■ **WHAT TO PRODUCE**:
Repeat every line of the material, character for character.

(Data items)

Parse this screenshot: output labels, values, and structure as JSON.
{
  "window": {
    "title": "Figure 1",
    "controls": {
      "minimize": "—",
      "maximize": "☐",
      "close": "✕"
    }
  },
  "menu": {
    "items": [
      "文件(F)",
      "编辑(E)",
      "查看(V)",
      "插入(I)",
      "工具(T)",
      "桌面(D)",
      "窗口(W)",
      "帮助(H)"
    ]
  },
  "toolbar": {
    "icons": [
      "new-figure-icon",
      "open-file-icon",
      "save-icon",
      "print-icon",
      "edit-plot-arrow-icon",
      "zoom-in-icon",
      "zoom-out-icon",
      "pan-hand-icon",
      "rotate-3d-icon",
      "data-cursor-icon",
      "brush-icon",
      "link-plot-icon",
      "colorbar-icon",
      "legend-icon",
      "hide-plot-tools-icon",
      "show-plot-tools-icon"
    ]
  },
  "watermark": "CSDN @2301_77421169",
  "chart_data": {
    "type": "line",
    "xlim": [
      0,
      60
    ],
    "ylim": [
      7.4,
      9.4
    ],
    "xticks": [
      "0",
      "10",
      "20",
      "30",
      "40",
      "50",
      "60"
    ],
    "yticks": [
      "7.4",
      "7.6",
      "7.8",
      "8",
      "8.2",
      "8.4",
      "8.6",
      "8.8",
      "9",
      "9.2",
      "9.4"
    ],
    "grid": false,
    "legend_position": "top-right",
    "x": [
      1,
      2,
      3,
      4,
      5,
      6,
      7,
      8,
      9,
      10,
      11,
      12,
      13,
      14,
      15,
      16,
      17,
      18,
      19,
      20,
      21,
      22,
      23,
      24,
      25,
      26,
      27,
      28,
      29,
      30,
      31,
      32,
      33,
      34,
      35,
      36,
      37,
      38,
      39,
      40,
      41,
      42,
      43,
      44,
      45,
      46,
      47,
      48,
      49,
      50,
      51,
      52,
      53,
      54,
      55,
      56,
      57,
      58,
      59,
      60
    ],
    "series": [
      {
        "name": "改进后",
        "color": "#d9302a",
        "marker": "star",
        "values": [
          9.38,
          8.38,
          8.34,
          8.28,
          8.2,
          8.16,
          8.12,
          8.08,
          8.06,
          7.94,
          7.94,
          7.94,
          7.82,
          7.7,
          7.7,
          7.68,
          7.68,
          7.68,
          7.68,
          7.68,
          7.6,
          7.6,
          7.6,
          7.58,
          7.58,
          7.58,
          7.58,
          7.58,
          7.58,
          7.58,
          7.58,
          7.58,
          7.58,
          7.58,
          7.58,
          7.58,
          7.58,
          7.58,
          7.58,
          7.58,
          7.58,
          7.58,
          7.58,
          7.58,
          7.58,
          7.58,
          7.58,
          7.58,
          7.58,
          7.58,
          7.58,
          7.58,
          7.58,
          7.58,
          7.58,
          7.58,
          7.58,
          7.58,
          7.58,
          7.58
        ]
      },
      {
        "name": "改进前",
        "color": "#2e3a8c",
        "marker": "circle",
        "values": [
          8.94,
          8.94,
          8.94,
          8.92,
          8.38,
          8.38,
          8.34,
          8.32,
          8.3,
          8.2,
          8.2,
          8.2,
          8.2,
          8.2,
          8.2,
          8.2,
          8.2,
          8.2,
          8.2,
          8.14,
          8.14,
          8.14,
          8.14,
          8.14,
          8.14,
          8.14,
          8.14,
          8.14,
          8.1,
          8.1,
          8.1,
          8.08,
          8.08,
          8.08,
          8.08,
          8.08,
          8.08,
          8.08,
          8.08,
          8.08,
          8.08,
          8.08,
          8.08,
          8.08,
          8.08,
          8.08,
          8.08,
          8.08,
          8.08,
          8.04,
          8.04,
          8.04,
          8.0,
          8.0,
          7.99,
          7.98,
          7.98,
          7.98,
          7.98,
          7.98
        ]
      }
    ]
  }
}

■ **CORRECT RESULT**:
Parse this screenshot: output labels, values, and structure as JSON.
{
  "window": {
    "title": "Figure 1",
    "controls": {
      "minimize": "—",
      "maximize": "☐",
      "close": "✕"
    }
  },
  "menu": {
    "items": [
      "文件(F)",
      "编辑(E)",
      "查看(V)",
      "插入(I)",
      "工具(T)",
      "桌面(D)",
      "窗口(W)",
      "帮助(H)"
    ]
  },
  "toolbar": {
    "icons": [
      "new-figure-icon",
      "open-file-icon",
      "save-icon",
      "print-icon",
      "edit-plot-arrow-icon",
      "zoom-in-icon",
      "zoom-out-icon",
      "pan-hand-icon",
      "rotate-3d-icon",
      "data-cursor-icon",
      "brush-icon",
      "link-plot-icon",
      "colorbar-icon",
      "legend-icon",
      "hide-plot-tools-icon",
      "show-plot-tools-icon"
    ]
  },
  "watermark": "CSDN @2301_77421169",
  "chart_data": {
    "type": "line",
    "xlim": [
      0,
      60
    ],
    "ylim": [
      7.4,
      9.4
    ],
    "xticks": [
      "0",
      "10",
      "20",
      "30",
      "40",
      "50",
      "60"
    ],
    "yticks": [
      "7.4",
      "7.6",
      "7.8",
      "8",
      "8.2",
      "8.4",
      "8.6",
      "8.8",
      "9",
      "9.2",
      "9.4"
    ],
    "grid": false,
    "legend_position": "top-right",
    "x": [
      1,
      2,
      3,
      4,
      5,
      6,
      7,
      8,
      9,
      10,
      11,
      12,
      13,
      14,
      15,
      16,
      17,
      18,
      19,
      20,
      21,
      22,
      23,
      24,
      25,
      26,
      27,
      28,
      29,
      30,
      31,
      32,
      33,
      34,
      35,
      36,
      37,
      38,
      39,
      40,
      41,
      42,
      43,
      44,
      45,
      46,
      47,
      48,
      49,
      50,
      51,
      52,
      53,
      54,
      55,
      56,
      57,
      58,
      59,
      60
    ],
    "series": [
      {
        "name": "改进后",
        "color": "#d9302a",
        "marker": "star",
        "values": [
          9.38,
          8.38,
          8.34,
          8.28,
          8.2,
          8.16,
          8.12,
          8.08,
          8.06,
          7.94,
          7.94,
          7.94,
          7.82,
          7.7,
          7.7,
          7.68,
          7.68,
          7.68,
          7.68,
          7.68,
          7.6,
          7.6,
          7.6,
          7.58,
          7.58,
          7.58,
          7.58,
          7.58,
          7.58,
          7.58,
          7.58,
          7.58,
          7.58,
          7.58,
          7.58,
          7.58,
          7.58,
          7.58,
          7.58,
          7.58,
          7.58,
          7.58,
          7.58,
          7.58,
          7.58,
          7.58,
          7.58,
          7.58,
          7.58,
          7.58,
          7.58,
          7.58,
          7.58,
          7.58,
          7.58,
          7.58,
          7.58,
          7.58,
          7.58,
          7.58
        ]
      },
      {
        "name": "改进前",
        "color": "#2e3a8c",
        "marker": "circle",
        "values": [
          8.94,
          8.94,
          8.94,
          8.92,
          8.38,
          8.38,
          8.34,
          8.32,
          8.3,
          8.2,
          8.2,
          8.2,
          8.2,
          8.2,
          8.2,
          8.2,
          8.2,
          8.2,
          8.2,
          8.14,
          8.14,
          8.14,
          8.14,
          8.14,
          8.14,
          8.14,
          8.14,
          8.14,
          8.1,
          8.1,
          8.1,
          8.08,
          8.08,
          8.08,
          8.08,
          8.08,
          8.08,
          8.08,
          8.08,
          8.08,
          8.08,
          8.08,
          8.08,
          8.08,
          8.08,
          8.08,
          8.08,
          8.08,
          8.08,
          8.04,
          8.04,
          8.04,
          8.0,
          8.0,
          7.99,
          7.98,
          7.98,
          7.98,
          7.98,
          7.98
        ]
      }
    ]
  }
}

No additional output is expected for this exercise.